Passage to read:
+---+

Alcohol Intolerance poll. Please do the poll even if your answer is no.

Have you had alcohol intolerance with ME/CFS and what sort?

  • No

    Votes: 13 10.2%
  • Worsened 'hangover' effect the next day

    Votes: 38 29.9%
  • The taste became unpleasant

    Votes: 7 5.5%
  • Just 'put off' - I don't feel like having it

    Votes: 22 17.3%
  • Upset stomach - soon after

    Votes: 12 9.4%
  • Aggravation of ME/CFS symptoms soon after

    Votes: 63 49.6%
  • Pains elsewhere

    Votes: 9 7.1%
  • Other unpleasant symptoms

    Votes: 58 45.7%
  • I've been avoiding alcohol for so long now that I can't remember the symptoms that led me to avoid

    Votes: 18 14.2%

  • Total voters
    127
Here's a reference - auto-brewery syndrome! From 2019, so years after I heard about it.

Oh... and here's Dr Sarah Myhill on it...

Thanks for the Sarah Myhill reference. A very clear article about alcohol intolerance.

There's also fermentation in the muscles in anaerobic metabolism, when there is not enough oxygen. I have no idea if that might result in alcohol related metabolites.

+---+

What this exercise asks:
(1) In the alcohol intolerance poll, which answer received the most votes?
(2) Carry on the alcohol intolerance poll thread from its last post.
The listing has no part in any of this.

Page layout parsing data
+---+

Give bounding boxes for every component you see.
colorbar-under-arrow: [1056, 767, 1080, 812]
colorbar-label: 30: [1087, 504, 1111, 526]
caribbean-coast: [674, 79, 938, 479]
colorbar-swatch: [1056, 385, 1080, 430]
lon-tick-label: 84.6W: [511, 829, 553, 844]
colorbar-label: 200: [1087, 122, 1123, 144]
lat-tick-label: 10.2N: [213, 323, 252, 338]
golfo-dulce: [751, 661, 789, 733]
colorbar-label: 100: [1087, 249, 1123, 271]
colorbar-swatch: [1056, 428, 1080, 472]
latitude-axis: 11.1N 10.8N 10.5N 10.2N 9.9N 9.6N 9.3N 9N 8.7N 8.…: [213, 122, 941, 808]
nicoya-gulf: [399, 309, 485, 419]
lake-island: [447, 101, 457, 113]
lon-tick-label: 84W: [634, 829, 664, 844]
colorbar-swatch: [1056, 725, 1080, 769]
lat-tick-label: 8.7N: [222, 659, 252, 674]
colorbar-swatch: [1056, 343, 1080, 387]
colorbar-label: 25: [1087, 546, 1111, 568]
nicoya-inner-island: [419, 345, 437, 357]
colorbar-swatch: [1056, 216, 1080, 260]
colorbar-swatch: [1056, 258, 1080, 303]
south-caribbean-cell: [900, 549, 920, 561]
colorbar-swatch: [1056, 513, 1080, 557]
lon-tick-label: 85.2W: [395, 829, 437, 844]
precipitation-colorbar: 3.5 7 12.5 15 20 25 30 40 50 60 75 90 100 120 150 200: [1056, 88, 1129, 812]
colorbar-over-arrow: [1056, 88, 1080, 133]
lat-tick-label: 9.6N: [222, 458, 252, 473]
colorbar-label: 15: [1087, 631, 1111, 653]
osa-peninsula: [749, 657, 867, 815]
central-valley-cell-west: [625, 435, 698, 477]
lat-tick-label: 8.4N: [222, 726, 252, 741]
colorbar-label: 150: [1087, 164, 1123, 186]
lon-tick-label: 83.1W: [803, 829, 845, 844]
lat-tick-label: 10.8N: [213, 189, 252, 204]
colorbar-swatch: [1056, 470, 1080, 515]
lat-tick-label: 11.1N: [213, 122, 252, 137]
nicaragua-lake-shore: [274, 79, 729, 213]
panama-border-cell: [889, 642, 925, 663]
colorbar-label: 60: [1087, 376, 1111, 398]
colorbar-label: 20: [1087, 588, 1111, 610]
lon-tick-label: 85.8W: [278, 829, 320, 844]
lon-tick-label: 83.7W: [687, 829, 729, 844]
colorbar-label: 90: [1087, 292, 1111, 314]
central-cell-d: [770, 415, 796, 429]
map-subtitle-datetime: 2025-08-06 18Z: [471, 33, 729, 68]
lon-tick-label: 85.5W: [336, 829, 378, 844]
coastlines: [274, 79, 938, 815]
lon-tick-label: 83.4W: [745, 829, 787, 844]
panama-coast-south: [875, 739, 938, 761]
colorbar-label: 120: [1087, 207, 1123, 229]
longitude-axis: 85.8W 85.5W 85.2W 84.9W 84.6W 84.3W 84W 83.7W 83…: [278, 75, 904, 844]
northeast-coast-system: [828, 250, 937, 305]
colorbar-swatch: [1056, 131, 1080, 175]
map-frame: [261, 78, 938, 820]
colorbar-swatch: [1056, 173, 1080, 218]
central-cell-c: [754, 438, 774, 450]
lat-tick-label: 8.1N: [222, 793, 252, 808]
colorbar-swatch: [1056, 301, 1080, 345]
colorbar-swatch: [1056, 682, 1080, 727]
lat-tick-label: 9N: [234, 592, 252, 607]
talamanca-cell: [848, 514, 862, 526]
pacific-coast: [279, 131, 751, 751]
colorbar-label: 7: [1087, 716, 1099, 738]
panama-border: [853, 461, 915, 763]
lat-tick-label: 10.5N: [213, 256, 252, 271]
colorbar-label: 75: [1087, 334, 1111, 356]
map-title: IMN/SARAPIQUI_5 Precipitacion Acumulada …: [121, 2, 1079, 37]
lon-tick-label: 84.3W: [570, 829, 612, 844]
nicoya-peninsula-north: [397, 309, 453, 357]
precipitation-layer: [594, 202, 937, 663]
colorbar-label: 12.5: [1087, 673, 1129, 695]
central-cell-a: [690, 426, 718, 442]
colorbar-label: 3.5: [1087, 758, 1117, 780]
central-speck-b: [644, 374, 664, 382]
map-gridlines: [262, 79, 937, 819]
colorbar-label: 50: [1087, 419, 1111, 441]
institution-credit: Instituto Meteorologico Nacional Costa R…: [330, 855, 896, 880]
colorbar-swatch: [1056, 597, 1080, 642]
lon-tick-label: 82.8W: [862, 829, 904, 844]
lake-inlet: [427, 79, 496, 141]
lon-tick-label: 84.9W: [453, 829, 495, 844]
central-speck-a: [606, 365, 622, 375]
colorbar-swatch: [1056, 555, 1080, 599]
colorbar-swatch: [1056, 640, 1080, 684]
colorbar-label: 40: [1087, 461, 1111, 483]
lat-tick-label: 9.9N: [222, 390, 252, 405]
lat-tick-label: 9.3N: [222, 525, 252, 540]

+---+

Solved problems:
(1) "Aggravation of ME/CFS symptoms soon after," with 63 votes (49.6%).

(2)
Auto-brewery syndrome (ABS) seems quite difficult to diagnose. Maybe some ME/CFS patients might have it.
 
I can see the discussion has somewhat moved past the 'poisoned' label, but as someone who has been poisoned (near fatally - I wound up in a coma in the ICU) I feel like it is the best term for what I experience with alcohol.

It is:
- sudden onset (or at least sudden realisation that it is present)
- cognitive, movement and sensory difficulties - a bit like the way that someone being drugged is represented in movies: slurred speech or difficulty forming sentences, world spinning a bit, auditory muffling or distortion, falling or the inability to complete movements without mistakes like knocking something over
- overwhelming sense that I need to leave the situation
- feeling like there's something in my body that I need to get out, sometimes accompanied by nausea or diarrhea, but not always. it definitely feels like "it's in every cell" but I don't know how to communicate that feeling without that abstraction.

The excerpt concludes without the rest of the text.